= TASK =
Retype each line of the material exactly, please, skipping any picture in it.

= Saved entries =

· · · · ·

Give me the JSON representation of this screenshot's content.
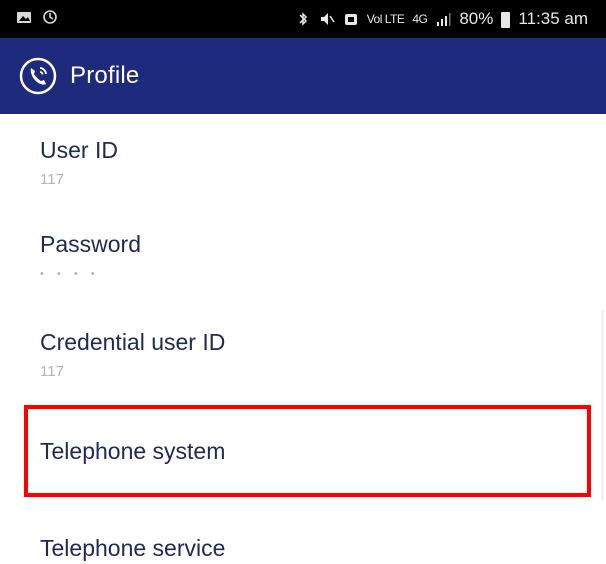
{
  "status_bar": {
    "left_icons": [
      "image-icon",
      "sync-icon"
    ],
    "signal_text": "4G",
    "volte_text": "Vol LTE",
    "battery_percent": "80%",
    "time": "11:35 am"
  },
  "app_bar": {
    "title": "Profile",
    "colors": {
      "background": "#1e2a7c",
      "text": "#ffffff"
    }
  },
  "preferences": [
    {
      "title": "User ID",
      "summary": "117"
    },
    {
      "title": "Password",
      "summary": "• • • •"
    },
    {
      "title": "Credential user ID",
      "summary": "117"
    },
    {
      "title": "Telephone system",
      "summary": ""
    },
    {
      "title": "Telephone service",
      "summary": ""
    }
  ],
  "highlight": {
    "target": "Telephone system",
    "color": "#ff0000"
  }
}
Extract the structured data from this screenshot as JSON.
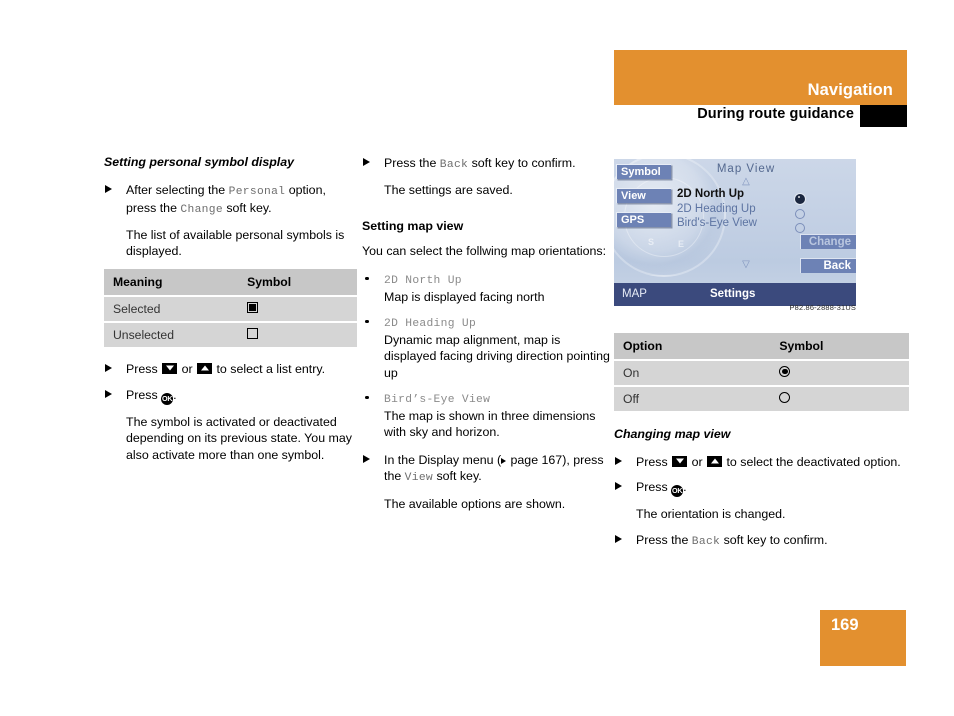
{
  "header": {
    "title": "Navigation",
    "subtitle": "During route guidance"
  },
  "colors": {
    "accent": "#e3902f",
    "screen_tab": "#6d82b5",
    "screen_footer": "#3b4a7d",
    "table_header": "#c7c7c7",
    "table_row": "#d5d5d5"
  },
  "column_left": {
    "section_title": "Setting personal symbol display",
    "step1_pre": "After selecting the ",
    "step1_mono1": "Personal",
    "step1_mid": " option, press the ",
    "step1_mono2": "Change",
    "step1_post": " soft key.",
    "note1": "The list of available personal symbols is displayed.",
    "table": {
      "headers": [
        "Meaning",
        "Symbol"
      ],
      "rows": [
        {
          "meaning": "Selected",
          "symbol": "filled-square"
        },
        {
          "meaning": "Unselected",
          "symbol": "empty-square"
        }
      ]
    },
    "step2_pre": "Press ",
    "step2_or": " or ",
    "step2_post": " to select a list entry.",
    "step3_pre": "Press ",
    "step3_post": ".",
    "note2": "The symbol is activated or deactivated depending on its previous state. You may also activate more than one symbol."
  },
  "column_middle": {
    "step1_pre": "Press the ",
    "step1_mono": "Back",
    "step1_post": " soft key to confirm.",
    "note1": "The settings are saved.",
    "section_title": "Setting map view",
    "intro": "You can select the follwing map orientations:",
    "bullets": [
      {
        "mono": "2D North Up",
        "desc": "Map is displayed facing north"
      },
      {
        "mono": "2D Heading Up",
        "desc": "Dynamic map alignment, map is displayed facing driving direction pointing up"
      },
      {
        "mono": "Bird’s-Eye View",
        "desc": "The map is shown in three dimensions with sky and horizon."
      }
    ],
    "step2_pre": "In the Display menu (",
    "step2_page": " page 167), press the ",
    "step2_mono": "View",
    "step2_post": " soft key.",
    "note2": "The available options are shown."
  },
  "screen": {
    "tabs": [
      "Symbol",
      "View",
      "GPS"
    ],
    "title": "Map View",
    "scroll_up": "△",
    "scroll_down": "▽",
    "options": [
      {
        "label": "2D North Up",
        "selected": true
      },
      {
        "label": "2D Heading Up",
        "selected": false
      },
      {
        "label": "Bird's-Eye View",
        "selected": false
      }
    ],
    "softkeys": [
      {
        "label": "Change",
        "enabled": false
      },
      {
        "label": "Back",
        "enabled": true
      }
    ],
    "footer_left": "MAP",
    "footer_center": "Settings",
    "caption": "P82.86-2888-31US"
  },
  "column_right": {
    "table": {
      "headers": [
        "Option",
        "Symbol"
      ],
      "rows": [
        {
          "option": "On",
          "symbol": "filled-radio"
        },
        {
          "option": "Off",
          "symbol": "empty-radio"
        }
      ]
    },
    "section_title": "Changing map view",
    "step1_pre": "Press ",
    "step1_or": " or ",
    "step1_post": " to select the deactivated option.",
    "step2_pre": "Press ",
    "step2_post": ".",
    "note1": "The orientation is changed.",
    "step3_pre": "Press the ",
    "step3_mono": "Back",
    "step3_post": " soft key to confirm."
  },
  "footer": {
    "page_number": "169"
  }
}
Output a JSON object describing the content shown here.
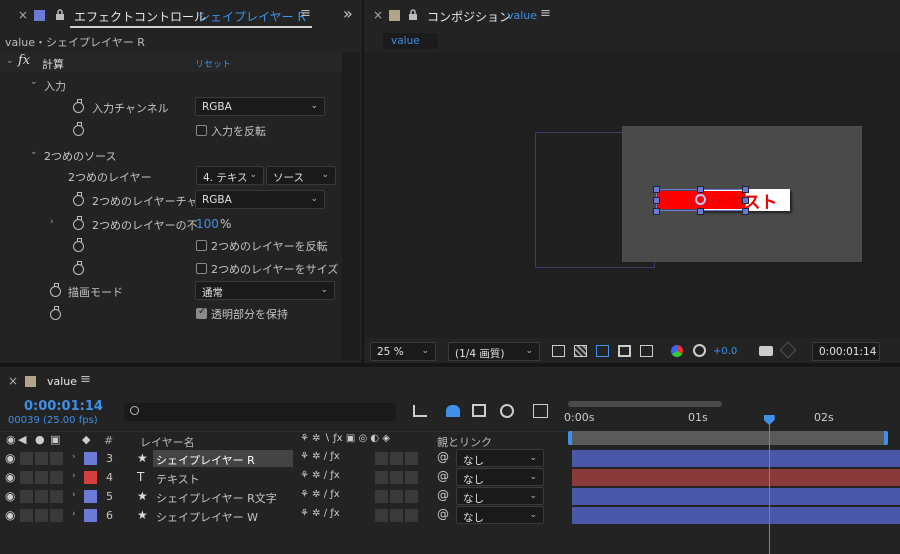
{
  "effect_panel": {
    "tab_close": "×",
    "tab_title": "エフェクトコントロール",
    "tab_layer": "シェイプレイヤー R",
    "tab_menu": "≡",
    "collapse": "»",
    "breadcrumb": "value・シェイプレイヤー R",
    "fx_label": "fx",
    "effect_name": "計算",
    "reset_label": "リセット",
    "group_input": "入力",
    "input_channel_label": "入力チャンネル",
    "input_channel_value": "RGBA",
    "invert_input_label": "入力を反転",
    "group_second": "2つめのソース",
    "second_layer_label": "2つめのレイヤー",
    "second_layer_value": "4. テキス",
    "second_layer_source": "ソース",
    "second_channel_label": "2つめのレイヤーチャ",
    "second_channel_value": "RGBA",
    "second_opacity_label": "2つめのレイヤーの不",
    "second_opacity_value": "100",
    "second_opacity_unit": "%",
    "invert_second_label": "2つめのレイヤーを反転",
    "stretch_second_label": "2つめのレイヤーをサイズ",
    "blend_mode_label": "描画モード",
    "blend_mode_value": "通常",
    "preserve_alpha_label": "透明部分を保持"
  },
  "comp_panel": {
    "tab_close": "×",
    "tab_title": "コンポジション",
    "tab_comp": "value",
    "tab_menu": "≡",
    "comp_tab": "value",
    "canvas_text": "テキスト",
    "zoom": "25 %",
    "resolution": "(1/4 画質)",
    "exposure": "+0.0",
    "timecode": "0:00:01:14"
  },
  "timeline": {
    "tab_close": "×",
    "tab_title": "value",
    "tab_menu": "≡",
    "timecode": "0:00:01:14",
    "frame_info": "00039 (25.00 fps)",
    "search_placeholder": "",
    "col_num": "#",
    "col_layer_name": "レイヤー名",
    "col_parent": "親とリンク",
    "ruler": [
      "0:00s",
      "01s",
      "02s"
    ],
    "playhead_fraction": 0.58,
    "layers": [
      {
        "num": "3",
        "type": "★",
        "name": "シェイプレイヤー R",
        "color": "#6b7ad6",
        "parent": "なし",
        "selected": true,
        "bar": "#4a57a8"
      },
      {
        "num": "4",
        "type": "T",
        "name": "テキスト",
        "color": "#d44040",
        "parent": "なし",
        "selected": false,
        "bar": "#8a3a3a"
      },
      {
        "num": "5",
        "type": "★",
        "name": "シェイプレイヤー R文字",
        "color": "#6b7ad6",
        "parent": "なし",
        "selected": false,
        "bar": "#4a57a8"
      },
      {
        "num": "6",
        "type": "★",
        "name": "シェイプレイヤー W",
        "color": "#6b7ad6",
        "parent": "なし",
        "selected": false,
        "bar": "#4a57a8"
      }
    ]
  },
  "colors": {
    "accent": "#3e90e8",
    "label_blue": "#6b7ad6",
    "label_red": "#d44040"
  }
}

· · · · ·

= EXERCISE SOLUTION =
Give me the JSON representation of this screenshot's content.
{
  "status_bar": {
    "left_icons": [
      "image-icon",
      "sync-icon"
    ],
    "signal_text": "4G",
    "volte_text": "Vol LTE",
    "battery_percent": "80%",
    "time": "11:35 am"
  },
  "app_bar": {
    "title": "Profile",
    "colors": {
      "background": "#1e2a7c",
      "text": "#ffffff"
    }
  },
  "preferences": [
    {
      "title": "User ID",
      "summary": "117"
    },
    {
      "title": "Password",
      "summary": "• • • •"
    },
    {
      "title": "Credential user ID",
      "summary": "117"
    },
    {
      "title": "Telephone system",
      "summary": ""
    },
    {
      "title": "Telephone service",
      "summary": ""
    }
  ],
  "highlight": {
    "target": "Telephone system",
    "color": "#ff0000"
  }
}
Extract the structured data from this screenshot as JSON.
{
  "header": {
    "title": "Navigation",
    "subtitle": "During route guidance"
  },
  "colors": {
    "accent": "#e3902f",
    "screen_tab": "#6d82b5",
    "screen_footer": "#3b4a7d",
    "table_header": "#c7c7c7",
    "table_row": "#d5d5d5"
  },
  "column_left": {
    "section_title": "Setting personal symbol display",
    "step1_pre": "After selecting the ",
    "step1_mono1": "Personal",
    "step1_mid": " option, press the ",
    "step1_mono2": "Change",
    "step1_post": " soft key.",
    "note1": "The list of available personal symbols is displayed.",
    "table": {
      "headers": [
        "Meaning",
        "Symbol"
      ],
      "rows": [
        {
          "meaning": "Selected",
          "symbol": "filled-square"
        },
        {
          "meaning": "Unselected",
          "symbol": "empty-square"
        }
      ]
    },
    "step2_pre": "Press ",
    "step2_or": " or ",
    "step2_post": " to select a list entry.",
    "step3_pre": "Press ",
    "step3_post": ".",
    "note2": "The symbol is activated or deactivated depending on its previous state. You may also activate more than one symbol."
  },
  "column_middle": {
    "step1_pre": "Press the ",
    "step1_mono": "Back",
    "step1_post": " soft key to confirm.",
    "note1": "The settings are saved.",
    "section_title": "Setting map view",
    "intro": "You can select the follwing map orientations:",
    "bullets": [
      {
        "mono": "2D North Up",
        "desc": "Map is displayed facing north"
      },
      {
        "mono": "2D Heading Up",
        "desc": "Dynamic map alignment, map is displayed facing driving direction pointing up"
      },
      {
        "mono": "Bird’s-Eye View",
        "desc": "The map is shown in three dimensions with sky and horizon."
      }
    ],
    "step2_pre": "In the Display menu (",
    "step2_page": " page 167), press the ",
    "step2_mono": "View",
    "step2_post": " soft key.",
    "note2": "The available options are shown."
  },
  "screen": {
    "tabs": [
      "Symbol",
      "View",
      "GPS"
    ],
    "title": "Map View",
    "scroll_up": "△",
    "scroll_down": "▽",
    "options": [
      {
        "label": "2D North Up",
        "selected": true
      },
      {
        "label": "2D Heading Up",
        "selected": false
      },
      {
        "label": "Bird's-Eye View",
        "selected": false
      }
    ],
    "softkeys": [
      {
        "label": "Change",
        "enabled": false
      },
      {
        "label": "Back",
        "enabled": true
      }
    ],
    "footer_left": "MAP",
    "footer_center": "Settings",
    "caption": "P82.86-2888-31US"
  },
  "column_right": {
    "table": {
      "headers": [
        "Option",
        "Symbol"
      ],
      "rows": [
        {
          "option": "On",
          "symbol": "filled-radio"
        },
        {
          "option": "Off",
          "symbol": "empty-radio"
        }
      ]
    },
    "section_title": "Changing map view",
    "step1_pre": "Press ",
    "step1_or": " or ",
    "step1_post": " to select the deactivated option.",
    "step2_pre": "Press ",
    "step2_post": ".",
    "note1": "The orientation is changed.",
    "step3_pre": "Press the ",
    "step3_mono": "Back",
    "step3_post": " soft key to confirm."
  },
  "footer": {
    "page_number": "169"
  }
}
Output a JSON object describing the content shown here.
{
  "effect_panel": {
    "tab_close": "×",
    "tab_title": "エフェクトコントロール",
    "tab_layer": "シェイプレイヤー R",
    "tab_menu": "≡",
    "collapse": "»",
    "breadcrumb": "value・シェイプレイヤー R",
    "fx_label": "fx",
    "effect_name": "計算",
    "reset_label": "リセット",
    "group_input": "入力",
    "input_channel_label": "入力チャンネル",
    "input_channel_value": "RGBA",
    "invert_input_label": "入力を反転",
    "group_second": "2つめのソース",
    "second_layer_label": "2つめのレイヤー",
    "second_layer_value": "4. テキス",
    "second_layer_source": "ソース",
    "second_channel_label": "2つめのレイヤーチャ",
    "second_channel_value": "RGBA",
    "second_opacity_label": "2つめのレイヤーの不",
    "second_opacity_value": "100",
    "second_opacity_unit": "%",
    "invert_second_label": "2つめのレイヤーを反転",
    "stretch_second_label": "2つめのレイヤーをサイズ",
    "blend_mode_label": "描画モード",
    "blend_mode_value": "通常",
    "preserve_alpha_label": "透明部分を保持"
  },
  "comp_panel": {
    "tab_close": "×",
    "tab_title": "コンポジション",
    "tab_comp": "value",
    "tab_menu": "≡",
    "comp_tab": "value",
    "canvas_text": "テキスト",
    "zoom": "25 %",
    "resolution": "(1/4 画質)",
    "exposure": "+0.0",
    "timecode": "0:00:01:14"
  },
  "timeline": {
    "tab_close": "×",
    "tab_title": "value",
    "tab_menu": "≡",
    "timecode": "0:00:01:14",
    "frame_info": "00039 (25.00 fps)",
    "search_placeholder": "",
    "col_num": "#",
    "col_layer_name": "レイヤー名",
    "col_parent": "親とリンク",
    "ruler": [
      "0:00s",
      "01s",
      "02s"
    ],
    "playhead_fraction": 0.58,
    "layers": [
      {
        "num": "3",
        "type": "★",
        "name": "シェイプレイヤー R",
        "color": "#6b7ad6",
        "parent": "なし",
        "selected": true,
        "bar": "#4a57a8"
      },
      {
        "num": "4",
        "type": "T",
        "name": "テキスト",
        "color": "#d44040",
        "parent": "なし",
        "selected": false,
        "bar": "#8a3a3a"
      },
      {
        "num": "5",
        "type": "★",
        "name": "シェイプレイヤー R文字",
        "color": "#6b7ad6",
        "parent": "なし",
        "selected": false,
        "bar": "#4a57a8"
      },
      {
        "num": "6",
        "type": "★",
        "name": "シェイプレイヤー W",
        "color": "#6b7ad6",
        "parent": "なし",
        "selected": false,
        "bar": "#4a57a8"
      }
    ]
  },
  "colors": {
    "accent": "#3e90e8",
    "label_blue": "#6b7ad6",
    "label_red": "#d44040"
  }
}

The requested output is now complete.